### AIM OF THE TASK
Every entry below should be repeated exactly; the pictures should not.

________

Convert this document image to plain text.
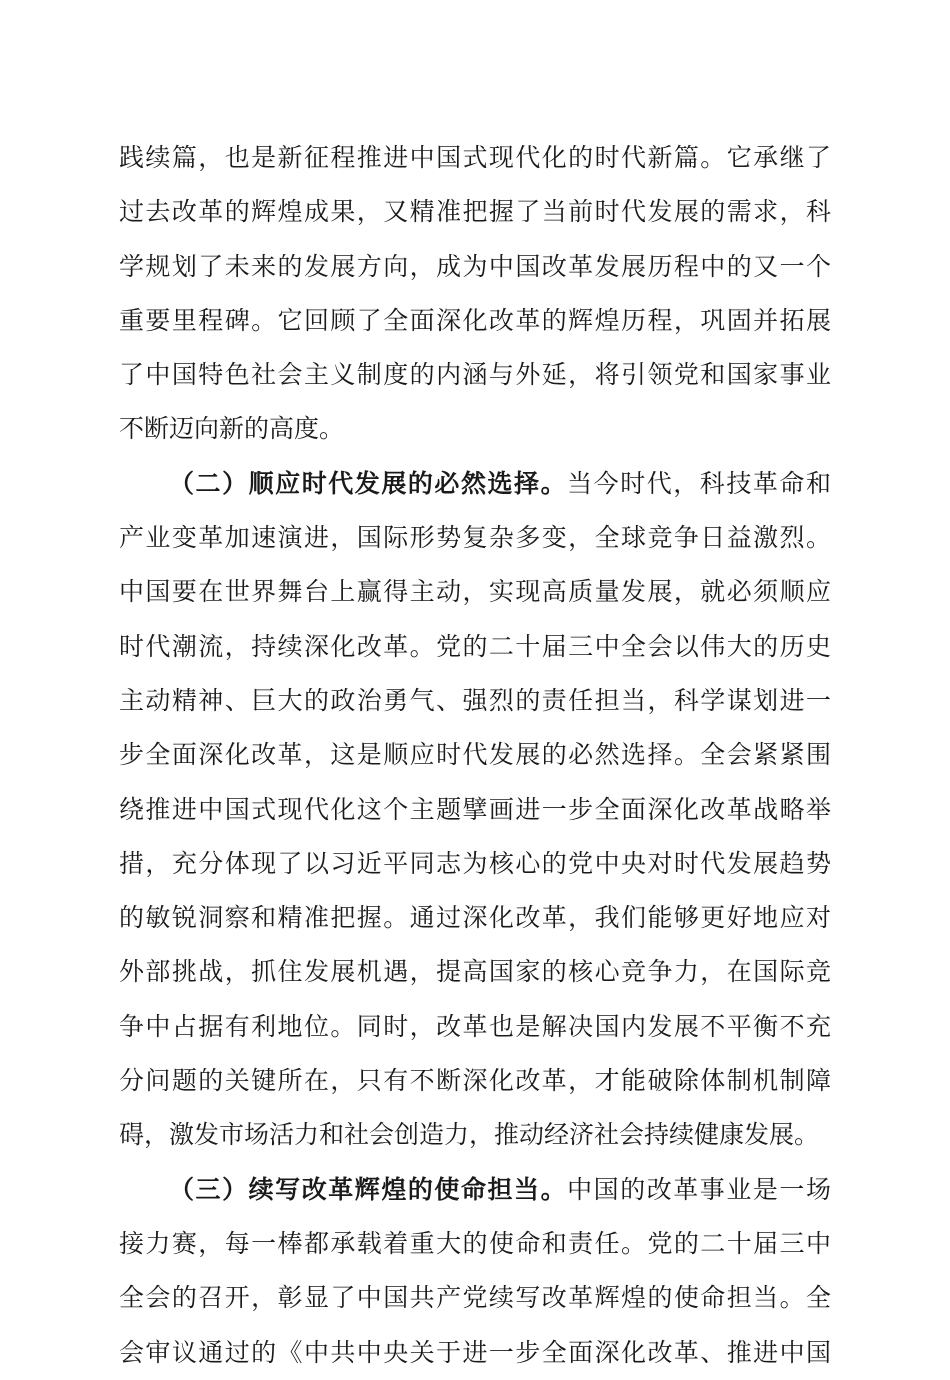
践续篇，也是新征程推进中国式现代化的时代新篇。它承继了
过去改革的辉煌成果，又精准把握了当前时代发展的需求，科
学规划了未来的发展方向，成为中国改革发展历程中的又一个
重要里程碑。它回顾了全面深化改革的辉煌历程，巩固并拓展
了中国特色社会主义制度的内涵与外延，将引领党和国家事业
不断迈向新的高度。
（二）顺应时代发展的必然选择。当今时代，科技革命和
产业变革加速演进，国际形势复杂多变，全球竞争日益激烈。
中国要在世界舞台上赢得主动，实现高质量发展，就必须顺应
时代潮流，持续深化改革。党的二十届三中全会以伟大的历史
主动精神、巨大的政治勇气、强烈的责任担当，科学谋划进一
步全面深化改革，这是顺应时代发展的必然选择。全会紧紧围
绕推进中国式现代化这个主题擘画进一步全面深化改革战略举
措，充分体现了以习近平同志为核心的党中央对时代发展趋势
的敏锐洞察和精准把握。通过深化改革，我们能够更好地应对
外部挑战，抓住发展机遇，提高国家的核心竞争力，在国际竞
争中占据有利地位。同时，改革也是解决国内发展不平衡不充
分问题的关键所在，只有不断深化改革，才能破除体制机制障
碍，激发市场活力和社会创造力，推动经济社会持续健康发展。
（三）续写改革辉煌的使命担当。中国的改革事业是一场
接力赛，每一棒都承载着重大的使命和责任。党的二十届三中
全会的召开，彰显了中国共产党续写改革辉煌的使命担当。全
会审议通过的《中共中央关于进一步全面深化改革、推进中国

________

### SOLUTION
Convert this document image to plain text.
践续篇，也是新征程推进中国式现代化的时代新篇。它承继了
过去改革的辉煌成果，又精准把握了当前时代发展的需求，科
学规划了未来的发展方向，成为中国改革发展历程中的又一个
重要里程碑。它回顾了全面深化改革的辉煌历程，巩固并拓展
了中国特色社会主义制度的内涵与外延，将引领党和国家事业
不断迈向新的高度。
（二）顺应时代发展的必然选择。当今时代，科技革命和
产业变革加速演进，国际形势复杂多变，全球竞争日益激烈。
中国要在世界舞台上赢得主动，实现高质量发展，就必须顺应
时代潮流，持续深化改革。党的二十届三中全会以伟大的历史
主动精神、巨大的政治勇气、强烈的责任担当，科学谋划进一
步全面深化改革，这是顺应时代发展的必然选择。全会紧紧围
绕推进中国式现代化这个主题擘画进一步全面深化改革战略举
措，充分体现了以习近平同志为核心的党中央对时代发展趋势
的敏锐洞察和精准把握。通过深化改革，我们能够更好地应对
外部挑战，抓住发展机遇，提高国家的核心竞争力，在国际竞
争中占据有利地位。同时，改革也是解决国内发展不平衡不充
分问题的关键所在，只有不断深化改革，才能破除体制机制障
碍，激发市场活力和社会创造力，推动经济社会持续健康发展。
（三）续写改革辉煌的使命担当。中国的改革事业是一场
接力赛，每一棒都承载着重大的使命和责任。党的二十届三中
全会的召开，彰显了中国共产党续写改革辉煌的使命担当。全
会审议通过的《中共中央关于进一步全面深化改革、推进中国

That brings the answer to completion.